*Task details*
Go through the data below. List every line that holds the word "房管员安全生产责任制".

Dataset items:
** begin **
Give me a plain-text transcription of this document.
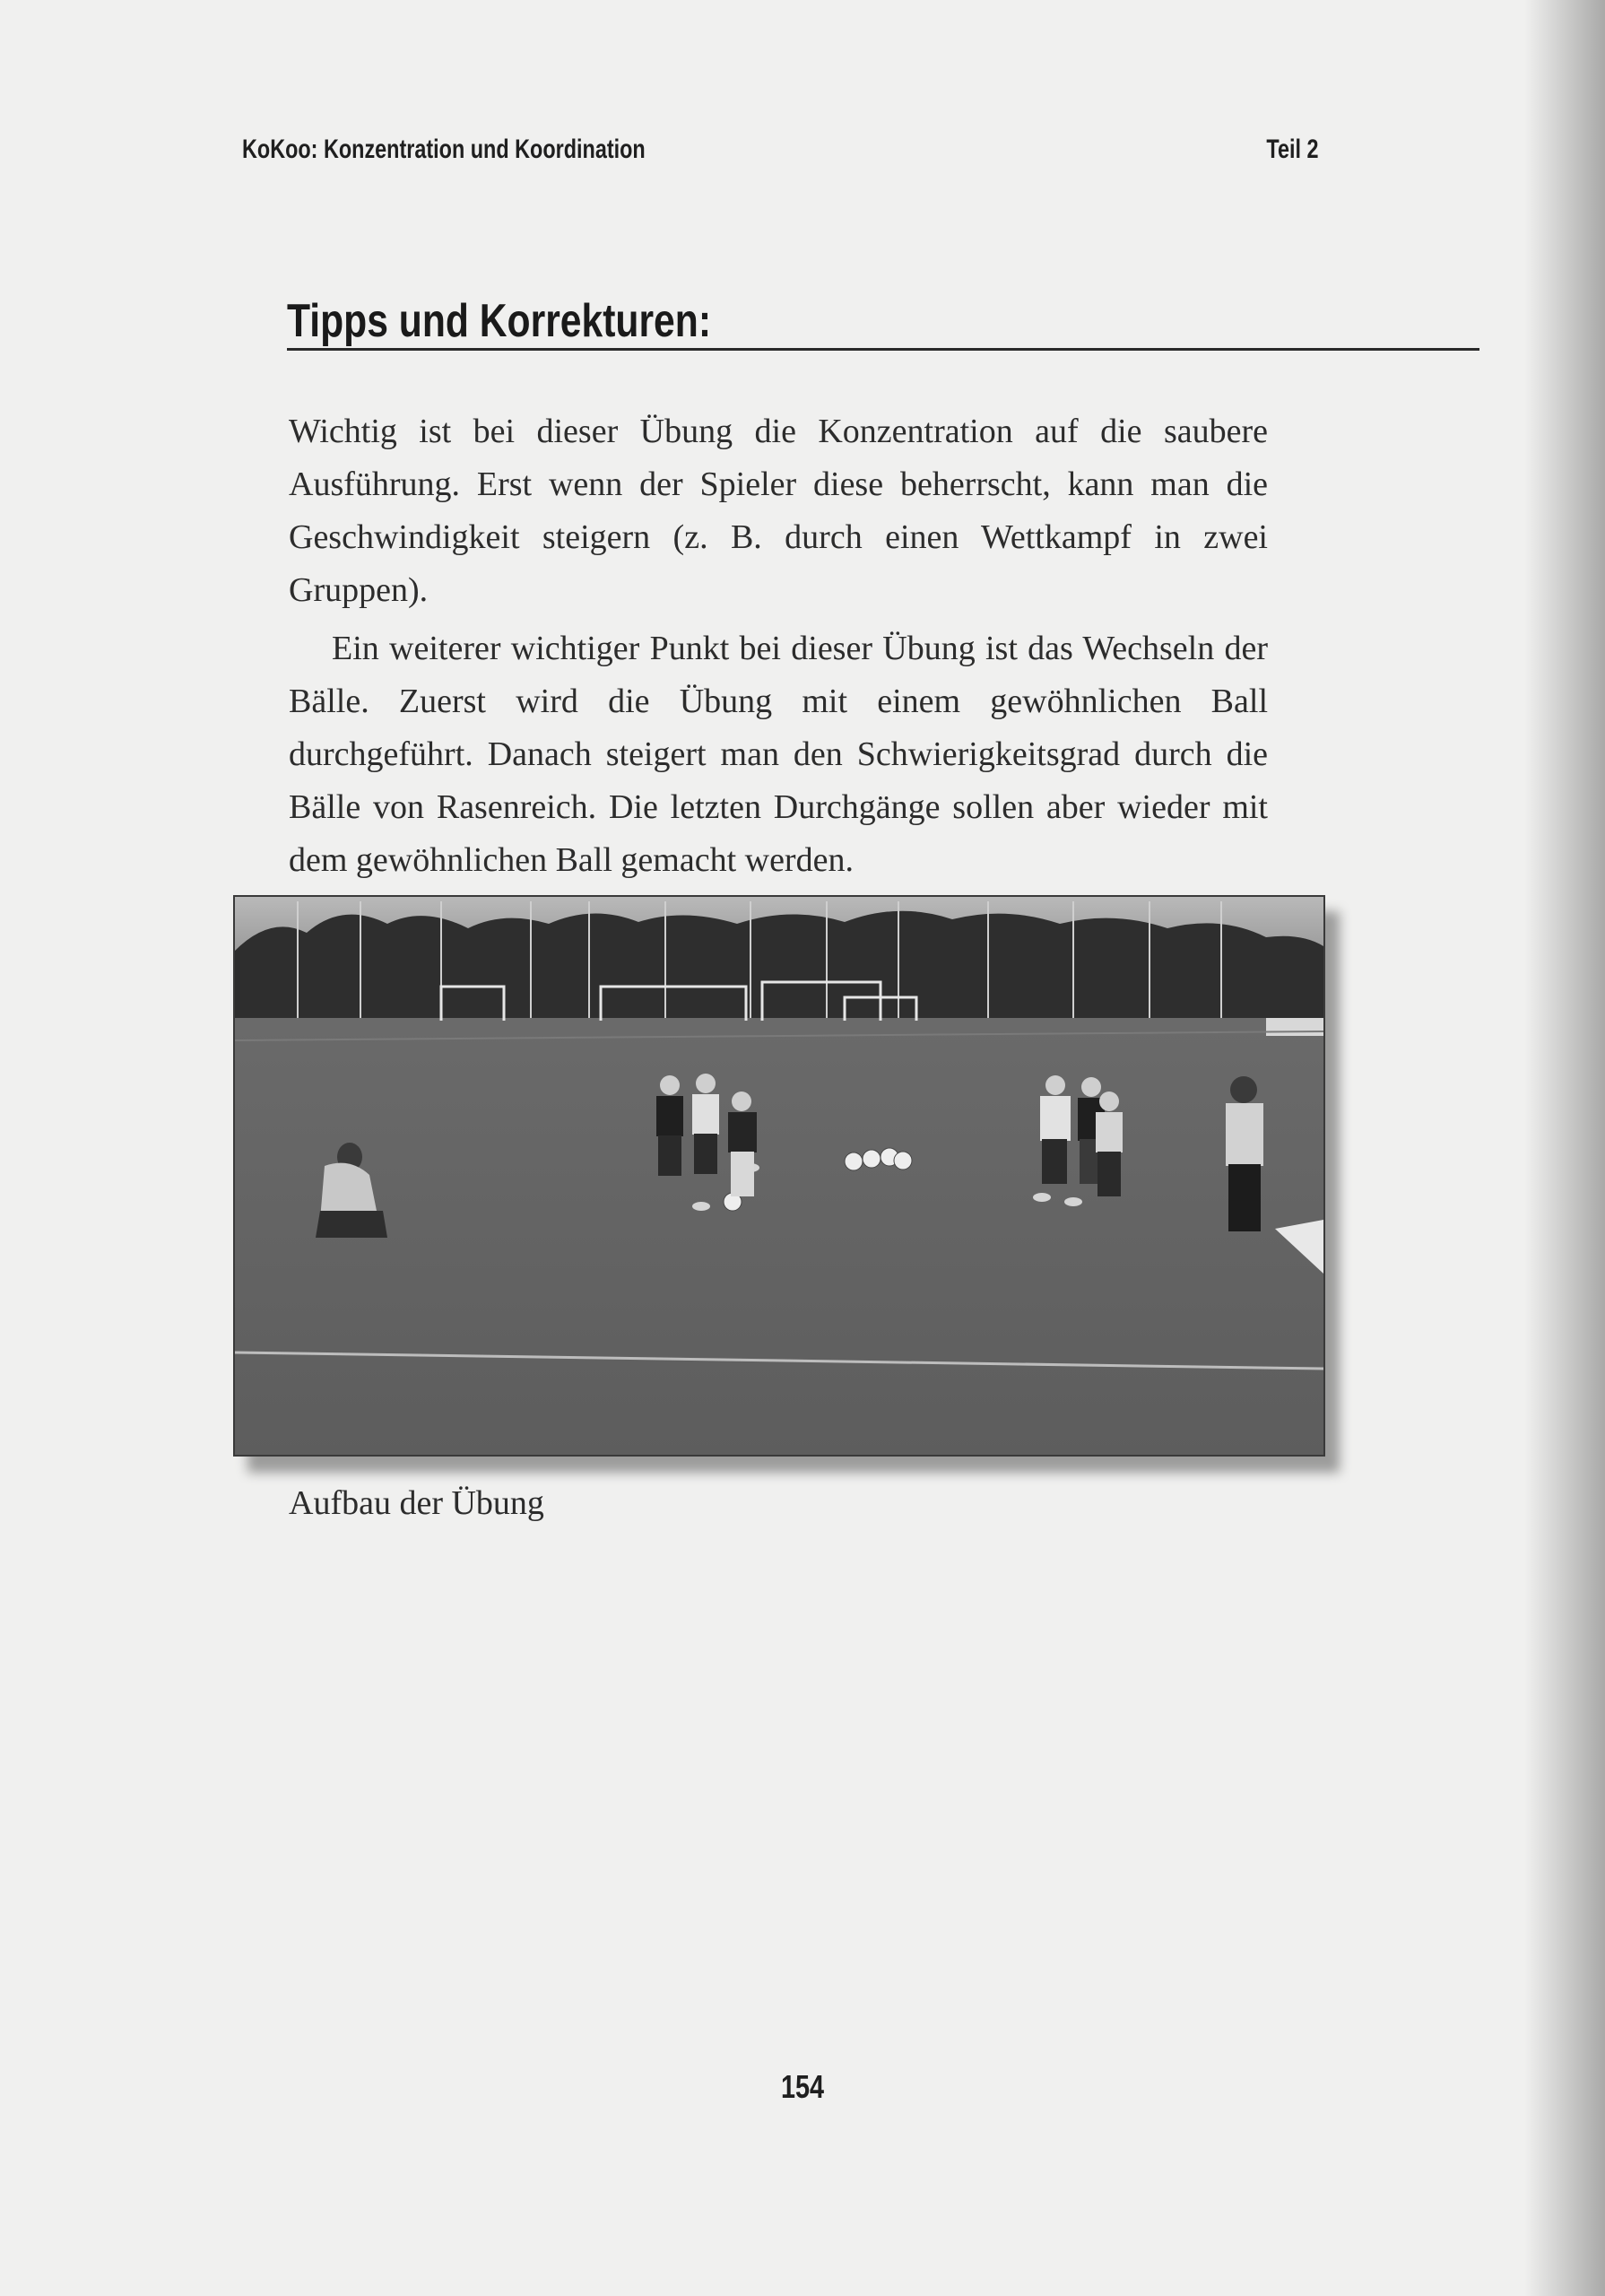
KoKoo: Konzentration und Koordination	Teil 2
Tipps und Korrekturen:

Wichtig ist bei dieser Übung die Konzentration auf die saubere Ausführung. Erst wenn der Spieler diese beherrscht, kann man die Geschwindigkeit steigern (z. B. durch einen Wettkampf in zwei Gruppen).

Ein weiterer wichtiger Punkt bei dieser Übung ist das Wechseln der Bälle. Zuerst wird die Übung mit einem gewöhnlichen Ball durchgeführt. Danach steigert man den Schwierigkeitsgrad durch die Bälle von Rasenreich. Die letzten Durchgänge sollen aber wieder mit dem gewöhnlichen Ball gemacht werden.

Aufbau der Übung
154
** end **
** begin **
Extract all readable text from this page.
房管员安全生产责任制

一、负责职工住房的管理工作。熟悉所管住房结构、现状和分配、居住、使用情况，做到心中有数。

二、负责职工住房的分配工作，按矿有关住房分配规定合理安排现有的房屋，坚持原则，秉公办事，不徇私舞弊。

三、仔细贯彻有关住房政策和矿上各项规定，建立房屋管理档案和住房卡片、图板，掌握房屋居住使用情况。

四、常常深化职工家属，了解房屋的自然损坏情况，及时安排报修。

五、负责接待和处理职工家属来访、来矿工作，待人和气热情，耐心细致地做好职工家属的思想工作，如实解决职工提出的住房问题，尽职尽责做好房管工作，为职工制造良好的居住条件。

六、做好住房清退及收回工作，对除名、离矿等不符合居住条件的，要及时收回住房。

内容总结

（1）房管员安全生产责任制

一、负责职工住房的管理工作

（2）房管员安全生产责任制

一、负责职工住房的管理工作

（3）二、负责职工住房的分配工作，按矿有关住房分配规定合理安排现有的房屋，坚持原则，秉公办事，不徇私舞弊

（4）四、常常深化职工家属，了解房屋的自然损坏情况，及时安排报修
** end **
*Written answer*
房管员安全生产责任制
（1）房管员安全生产责任制
（2）房管员安全生产责任制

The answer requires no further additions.